> _Request_:
The entire listing is to be repeated verbatim.

— Start Recorded data —

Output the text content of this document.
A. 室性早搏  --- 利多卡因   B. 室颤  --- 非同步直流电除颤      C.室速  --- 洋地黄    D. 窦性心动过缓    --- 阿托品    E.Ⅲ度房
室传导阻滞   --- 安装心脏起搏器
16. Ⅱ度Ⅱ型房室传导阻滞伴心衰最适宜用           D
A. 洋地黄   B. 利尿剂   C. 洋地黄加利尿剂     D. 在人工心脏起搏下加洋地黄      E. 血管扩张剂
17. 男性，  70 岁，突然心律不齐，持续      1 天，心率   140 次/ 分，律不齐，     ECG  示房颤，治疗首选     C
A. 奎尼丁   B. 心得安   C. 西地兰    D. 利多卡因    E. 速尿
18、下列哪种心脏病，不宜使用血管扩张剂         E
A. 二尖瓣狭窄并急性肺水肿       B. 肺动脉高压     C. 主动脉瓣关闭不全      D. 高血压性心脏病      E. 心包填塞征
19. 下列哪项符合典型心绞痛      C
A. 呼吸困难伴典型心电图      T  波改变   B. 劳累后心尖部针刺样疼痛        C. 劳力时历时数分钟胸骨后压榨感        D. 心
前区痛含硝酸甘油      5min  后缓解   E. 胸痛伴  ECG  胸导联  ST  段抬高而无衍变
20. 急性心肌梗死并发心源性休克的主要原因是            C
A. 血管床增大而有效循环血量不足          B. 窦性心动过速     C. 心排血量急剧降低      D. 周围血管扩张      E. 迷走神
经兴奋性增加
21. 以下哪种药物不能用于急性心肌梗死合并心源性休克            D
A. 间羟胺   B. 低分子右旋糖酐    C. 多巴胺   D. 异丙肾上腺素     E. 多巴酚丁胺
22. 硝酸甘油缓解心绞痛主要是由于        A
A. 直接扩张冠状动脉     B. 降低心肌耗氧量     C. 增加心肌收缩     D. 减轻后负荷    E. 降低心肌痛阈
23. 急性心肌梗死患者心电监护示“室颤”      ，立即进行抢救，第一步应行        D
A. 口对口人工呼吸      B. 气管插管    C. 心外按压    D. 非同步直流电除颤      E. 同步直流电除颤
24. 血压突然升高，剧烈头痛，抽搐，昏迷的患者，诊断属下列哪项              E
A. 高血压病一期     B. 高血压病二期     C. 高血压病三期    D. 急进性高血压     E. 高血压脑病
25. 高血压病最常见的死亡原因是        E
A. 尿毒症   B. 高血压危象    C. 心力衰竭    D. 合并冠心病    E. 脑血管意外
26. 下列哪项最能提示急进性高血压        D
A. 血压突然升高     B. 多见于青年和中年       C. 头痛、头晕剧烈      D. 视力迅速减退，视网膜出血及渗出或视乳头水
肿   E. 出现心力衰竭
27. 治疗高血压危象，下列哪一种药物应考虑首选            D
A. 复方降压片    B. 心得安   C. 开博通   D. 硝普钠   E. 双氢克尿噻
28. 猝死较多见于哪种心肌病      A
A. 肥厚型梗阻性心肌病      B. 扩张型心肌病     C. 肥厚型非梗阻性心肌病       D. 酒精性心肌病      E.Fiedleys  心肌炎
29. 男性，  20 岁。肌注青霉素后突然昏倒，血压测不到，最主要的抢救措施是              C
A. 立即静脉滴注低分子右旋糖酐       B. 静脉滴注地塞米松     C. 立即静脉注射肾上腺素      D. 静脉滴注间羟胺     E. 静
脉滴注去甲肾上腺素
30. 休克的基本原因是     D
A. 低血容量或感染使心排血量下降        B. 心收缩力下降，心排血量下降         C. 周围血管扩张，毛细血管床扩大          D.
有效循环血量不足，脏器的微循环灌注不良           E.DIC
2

— End Recorded data —

> _Result for this exercise_:
Output the text content of this document.
A. 室性早搏  --- 利多卡因   B. 室颤  --- 非同步直流电除颤      C.室速  --- 洋地黄    D. 窦性心动过缓    --- 阿托品    E.Ⅲ度房
室传导阻滞   --- 安装心脏起搏器
16. Ⅱ度Ⅱ型房室传导阻滞伴心衰最适宜用           D
A. 洋地黄   B. 利尿剂   C. 洋地黄加利尿剂     D. 在人工心脏起搏下加洋地黄      E. 血管扩张剂
17. 男性，  70 岁，突然心律不齐，持续      1 天，心率   140 次/ 分，律不齐，     ECG  示房颤，治疗首选     C
A. 奎尼丁   B. 心得安   C. 西地兰    D. 利多卡因    E. 速尿
18、下列哪种心脏病，不宜使用血管扩张剂         E
A. 二尖瓣狭窄并急性肺水肿       B. 肺动脉高压     C. 主动脉瓣关闭不全      D. 高血压性心脏病      E. 心包填塞征
19. 下列哪项符合典型心绞痛      C
A. 呼吸困难伴典型心电图      T  波改变   B. 劳累后心尖部针刺样疼痛        C. 劳力时历时数分钟胸骨后压榨感        D. 心
前区痛含硝酸甘油      5min  后缓解   E. 胸痛伴  ECG  胸导联  ST  段抬高而无衍变
20. 急性心肌梗死并发心源性休克的主要原因是            C
A. 血管床增大而有效循环血量不足          B. 窦性心动过速     C. 心排血量急剧降低      D. 周围血管扩张      E. 迷走神
经兴奋性增加
21. 以下哪种药物不能用于急性心肌梗死合并心源性休克            D
A. 间羟胺   B. 低分子右旋糖酐    C. 多巴胺   D. 异丙肾上腺素     E. 多巴酚丁胺
22. 硝酸甘油缓解心绞痛主要是由于        A
A. 直接扩张冠状动脉     B. 降低心肌耗氧量     C. 增加心肌收缩     D. 减轻后负荷    E. 降低心肌痛阈
23. 急性心肌梗死患者心电监护示“室颤”      ，立即进行抢救，第一步应行        D
A. 口对口人工呼吸      B. 气管插管    C. 心外按压    D. 非同步直流电除颤      E. 同步直流电除颤
24. 血压突然升高，剧烈头痛，抽搐，昏迷的患者，诊断属下列哪项              E
A. 高血压病一期     B. 高血压病二期     C. 高血压病三期    D. 急进性高血压     E. 高血压脑病
25. 高血压病最常见的死亡原因是        E
A. 尿毒症   B. 高血压危象    C. 心力衰竭    D. 合并冠心病    E. 脑血管意外
26. 下列哪项最能提示急进性高血压        D
A. 血压突然升高     B. 多见于青年和中年       C. 头痛、头晕剧烈      D. 视力迅速减退，视网膜出血及渗出或视乳头水
肿   E. 出现心力衰竭
27. 治疗高血压危象，下列哪一种药物应考虑首选            D
A. 复方降压片    B. 心得安   C. 开博通   D. 硝普钠   E. 双氢克尿噻
28. 猝死较多见于哪种心肌病      A
A. 肥厚型梗阻性心肌病      B. 扩张型心肌病     C. 肥厚型非梗阻性心肌病       D. 酒精性心肌病      E.Fiedleys  心肌炎
29. 男性，  20 岁。肌注青霉素后突然昏倒，血压测不到，最主要的抢救措施是              C
A. 立即静脉滴注低分子右旋糖酐       B. 静脉滴注地塞米松     C. 立即静脉注射肾上腺素      D. 静脉滴注间羟胺     E. 静
脉滴注去甲肾上腺素
30. 休克的基本原因是     D
A. 低血容量或感染使心排血量下降        B. 心收缩力下降，心排血量下降         C. 周围血管扩张，毛细血管床扩大          D.
有效循环血量不足，脏器的微循环灌注不良           E.DIC
2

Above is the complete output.